:: PASSAGE GIVEN ::

Scientific tools and libraries are provided as modules and you can see what is available by running the command module avail :
$ module avail -------------- /path/to/base/modules --------------- cmake gcc intel matlab
Initially you will only see the base modules - these are either compilers or stand alone packages such as MATLAB.
In order to see more modules including libraries and MPI distributions you need to load a compiler, typically
$ module load gcc $ module avail --------------- /path/to/gcc/modules ---------------- gdb fftw hdf5 mvapich2 openmpi python R -------------- /path/to/base/modules --------------- cmake gcc intel matlab
The full guide to how to use modules can be found here.
In your submission script we strongly recommend that you begin with the command
module purge and then load the module you need to as to ensure that you always have the correct environment.
There are a number of examples available on a git repository. To download these run the following command from one of the clusters:
git clone https://c4science.ch/source/scitas-examples.git
Enter the directory scitas-examples and choose the example to run by navigating the folders.
We have three categories of examples:
To run an example (here: hybrid HPL), do:
sbatch --partition=debug hpl-hybrid.run
Or, if you do not wish to run on the debug partition:
MPI is the acronym for Message Passing Interface and is now the de facto standard for distributed memory parallelisation.
It's an open standard with multiple implementations and we are now at version 3.
There are multiple MPI flavours that comply with the specification and each claims to have some advantage over the other.
Some are vendor specific and others are open source.
On the SCITAS clusters we fully support the following compiler/MPI combinations (July 2018 until July 2019):
Intel 2018 with Intel MPI 2018
GCC 6.4 with MVAPICH2 version 2.3rc2
This is a SCITAS restriction to prevent chaos - nothing technically stops one from mixing! They all work well and have good performance.
If we have a MPI code we need some way of correctly launching it across multiple nodes. To do this we use srun which is a SLURM’s built-in job launcher:
To specify how many ranks and the number of nodes, we add the relevant
#SBATCH directives to the job script.
For example to launch our code on 4 nodes with 16 ranks per node we specify:
#!/bin/bash #SBATCH --nodes 4 #SBATCH --ntasks-per-node 16 #SBATCH --cpus-per-task 1 #SBATCH --mem 32000 #SBATCH --time 1-0 module purge module load mycompiler module load mympi srun /home/bob/code/mycode.x
There is no need to specify the number of ranks when you call srun as inherits the value from the allocation.

:::
:: SUPPLIED ENTRIES ::

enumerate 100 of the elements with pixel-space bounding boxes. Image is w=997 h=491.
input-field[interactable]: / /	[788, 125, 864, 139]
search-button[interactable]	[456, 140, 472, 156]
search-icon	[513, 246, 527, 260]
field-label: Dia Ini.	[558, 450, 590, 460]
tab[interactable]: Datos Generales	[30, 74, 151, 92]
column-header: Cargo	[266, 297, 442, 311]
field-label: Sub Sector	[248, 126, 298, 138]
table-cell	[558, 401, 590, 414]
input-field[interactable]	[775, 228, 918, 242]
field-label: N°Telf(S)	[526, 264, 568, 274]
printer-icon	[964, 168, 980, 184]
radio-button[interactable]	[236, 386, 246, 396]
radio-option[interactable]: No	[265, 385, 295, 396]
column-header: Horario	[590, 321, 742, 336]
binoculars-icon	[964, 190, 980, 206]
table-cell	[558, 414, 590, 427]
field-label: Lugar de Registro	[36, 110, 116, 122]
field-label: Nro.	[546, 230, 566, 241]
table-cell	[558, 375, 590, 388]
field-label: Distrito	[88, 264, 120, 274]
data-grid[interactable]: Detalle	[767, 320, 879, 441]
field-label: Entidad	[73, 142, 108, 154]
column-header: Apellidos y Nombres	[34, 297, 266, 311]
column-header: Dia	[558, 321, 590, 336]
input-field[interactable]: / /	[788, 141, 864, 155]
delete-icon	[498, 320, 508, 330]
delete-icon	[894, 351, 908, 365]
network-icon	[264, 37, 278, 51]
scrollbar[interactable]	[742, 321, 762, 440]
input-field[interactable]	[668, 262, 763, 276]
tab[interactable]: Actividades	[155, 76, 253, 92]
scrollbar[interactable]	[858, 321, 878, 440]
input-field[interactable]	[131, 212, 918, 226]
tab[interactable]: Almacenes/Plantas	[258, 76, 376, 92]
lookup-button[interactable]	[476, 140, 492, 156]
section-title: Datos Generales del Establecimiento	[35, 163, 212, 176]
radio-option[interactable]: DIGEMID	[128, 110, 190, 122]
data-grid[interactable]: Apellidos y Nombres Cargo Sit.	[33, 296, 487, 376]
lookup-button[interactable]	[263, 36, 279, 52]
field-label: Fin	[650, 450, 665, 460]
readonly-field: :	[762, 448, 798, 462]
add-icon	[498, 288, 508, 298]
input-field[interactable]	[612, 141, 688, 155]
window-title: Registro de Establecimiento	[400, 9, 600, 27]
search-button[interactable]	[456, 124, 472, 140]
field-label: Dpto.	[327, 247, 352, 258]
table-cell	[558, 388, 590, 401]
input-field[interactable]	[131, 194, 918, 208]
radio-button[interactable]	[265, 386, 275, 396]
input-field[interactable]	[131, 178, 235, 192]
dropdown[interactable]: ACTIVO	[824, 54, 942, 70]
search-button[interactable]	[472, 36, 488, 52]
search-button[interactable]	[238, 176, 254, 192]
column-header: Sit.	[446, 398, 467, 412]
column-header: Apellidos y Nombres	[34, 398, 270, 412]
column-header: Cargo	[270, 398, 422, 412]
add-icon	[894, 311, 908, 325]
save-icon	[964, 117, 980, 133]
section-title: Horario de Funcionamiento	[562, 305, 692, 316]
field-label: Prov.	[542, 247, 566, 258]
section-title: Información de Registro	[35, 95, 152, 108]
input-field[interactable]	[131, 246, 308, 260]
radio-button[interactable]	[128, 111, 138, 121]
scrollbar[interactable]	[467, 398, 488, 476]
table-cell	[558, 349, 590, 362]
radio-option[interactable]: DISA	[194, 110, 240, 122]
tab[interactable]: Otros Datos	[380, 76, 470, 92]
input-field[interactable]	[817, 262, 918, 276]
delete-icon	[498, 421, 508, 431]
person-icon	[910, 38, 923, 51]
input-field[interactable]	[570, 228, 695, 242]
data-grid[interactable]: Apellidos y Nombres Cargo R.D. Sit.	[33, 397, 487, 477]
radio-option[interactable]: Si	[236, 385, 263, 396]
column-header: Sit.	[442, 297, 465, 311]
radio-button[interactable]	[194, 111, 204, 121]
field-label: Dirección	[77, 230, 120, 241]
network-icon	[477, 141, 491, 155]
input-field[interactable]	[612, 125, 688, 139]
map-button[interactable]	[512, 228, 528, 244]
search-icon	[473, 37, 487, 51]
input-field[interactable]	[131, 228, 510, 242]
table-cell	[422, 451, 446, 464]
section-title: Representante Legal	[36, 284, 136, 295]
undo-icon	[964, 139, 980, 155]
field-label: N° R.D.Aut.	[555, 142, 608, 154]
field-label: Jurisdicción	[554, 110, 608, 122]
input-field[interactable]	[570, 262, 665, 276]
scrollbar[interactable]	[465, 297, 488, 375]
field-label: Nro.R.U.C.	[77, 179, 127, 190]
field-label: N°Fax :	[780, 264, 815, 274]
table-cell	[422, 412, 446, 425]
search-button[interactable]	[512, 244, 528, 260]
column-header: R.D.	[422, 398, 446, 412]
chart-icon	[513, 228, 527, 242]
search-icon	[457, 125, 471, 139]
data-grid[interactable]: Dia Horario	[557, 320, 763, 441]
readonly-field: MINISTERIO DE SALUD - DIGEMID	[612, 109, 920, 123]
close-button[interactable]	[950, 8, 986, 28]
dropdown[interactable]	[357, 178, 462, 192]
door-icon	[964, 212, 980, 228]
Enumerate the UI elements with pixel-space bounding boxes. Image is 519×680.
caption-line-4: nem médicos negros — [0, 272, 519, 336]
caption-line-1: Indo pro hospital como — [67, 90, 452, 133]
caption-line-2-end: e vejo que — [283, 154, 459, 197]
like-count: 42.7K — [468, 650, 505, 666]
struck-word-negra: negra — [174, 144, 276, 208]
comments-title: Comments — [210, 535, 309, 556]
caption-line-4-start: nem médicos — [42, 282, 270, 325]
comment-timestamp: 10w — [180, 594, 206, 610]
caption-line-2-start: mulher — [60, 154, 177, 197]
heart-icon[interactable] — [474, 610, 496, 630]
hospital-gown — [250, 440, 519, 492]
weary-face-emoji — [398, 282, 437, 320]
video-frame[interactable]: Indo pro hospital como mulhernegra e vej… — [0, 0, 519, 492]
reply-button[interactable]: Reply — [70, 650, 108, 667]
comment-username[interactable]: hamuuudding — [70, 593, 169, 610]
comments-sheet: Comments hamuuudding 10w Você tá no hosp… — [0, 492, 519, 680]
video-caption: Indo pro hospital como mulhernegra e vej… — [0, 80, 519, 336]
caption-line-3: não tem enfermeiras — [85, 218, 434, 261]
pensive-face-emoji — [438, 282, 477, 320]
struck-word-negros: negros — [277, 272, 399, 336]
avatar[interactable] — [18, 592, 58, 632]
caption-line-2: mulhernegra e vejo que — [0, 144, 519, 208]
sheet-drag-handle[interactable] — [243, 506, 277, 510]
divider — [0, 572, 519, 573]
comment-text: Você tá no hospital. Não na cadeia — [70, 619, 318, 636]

:::

PARTS OF THE EXERCISE ->
[1] In the passage on cluster modules and MPI, why is a submission script advised to begin with module purge?
[2] Please turn everything in the rows from the start down to the line containing "window-title: Registro de" into a JSON list of strings, one per line, with blank lines left out.

EXPECTED ANSWERS ->
[1] Running module purge first and then loading only the modules you need ensures that you always have the correct environment.

[2]
[
  "enumerate 100 of the elements with pixel-space bounding boxes. Image is w=997 h=491.",
  "input-field[interactable]: / /\t[788, 125, 864, 139]",
  "search-button[interactable]\t[456, 140, 472, 156]",
  "search-icon\t[513, 246, 527, 260]",
  "field-label: Dia Ini.\t[558, 450, 590, 460]",
  "tab[interactable]: Datos Generales\t[30, 74, 151, 92]",
  "column-header: Cargo\t[266, 297, 442, 311]",
  "field-label: Sub Sector\t[248, 126, 298, 138]",
  "table-cell\t[558, 401, 590, 414]",
  "input-field[interactable]\t[775, 228, 918, 242]",
  "field-label: N°Telf(S)\t[526, 264, 568, 274]",
  "printer-icon\t[964, 168, 980, 184]",
  "radio-button[interactable]\t[236, 386, 246, 396]",
  "radio-option[interactable]: No\t[265, 385, 295, 396]",
  "column-header: Horario\t[590, 321, 742, 336]",
  "binoculars-icon\t[964, 190, 980, 206]",
  "table-cell\t[558, 414, 590, 427]",
  "field-label: Lugar de Registro\t[36, 110, 116, 122]",
  "field-label: Nro.\t[546, 230, 566, 241]",
  "table-cell\t[558, 375, 590, 388]",
  "field-label: Distrito\t[88, 264, 120, 274]",
  "data-grid[interactable]: Detalle\t[767, 320, 879, 441]",
  "field-label: Entidad\t[73, 142, 108, 154]",
  "column-header: Apellidos y Nombres\t[34, 297, 266, 311]",
  "column-header: Dia\t[558, 321, 590, 336]",
  "input-field[interactable]: / /\t[788, 141, 864, 155]",
  "delete-icon\t[498, 320, 508, 330]",
  "delete-icon\t[894, 351, 908, 365]",
  "network-icon\t[264, 37, 278, 51]",
  "scrollbar[interactable]\t[742, 321, 762, 440]",
  "input-field[interactable]\t[668, 262, 763, 276]",
  "tab[interactable]: Actividades\t[155, 76, 253, 92]",
  "scrollbar[interactable]\t[858, 321, 878, 440]",
  "input-field[interactable]\t[131, 212, 918, 226]",
  "tab[interactable]: Almacenes/Plantas\t[258, 76, 376, 92]",
  "lookup-button[interactable]\t[476, 140, 492, 156]",
  "section-title: Datos Generales del Establecimiento\t[35, 163, 212, 176]",
  "radio-option[interactable]: DIGEMID\t[128, 110, 190, 122]",
  "data-grid[interactable]: Apellidos y Nombres Cargo Sit.\t[33, 296, 487, 376]",
  "lookup-button[interactable]\t[263, 36, 279, 52]",
  "field-label: Fin\t[650, 450, 665, 460]",
  "readonly-field: :\t[762, 448, 798, 462]",
  "add-icon\t[498, 288, 508, 298]",
  "input-field[interactable]\t[612, 141, 688, 155]",
  "window-title: Registro de Establecimiento\t[400, 9, 600, 27]"
]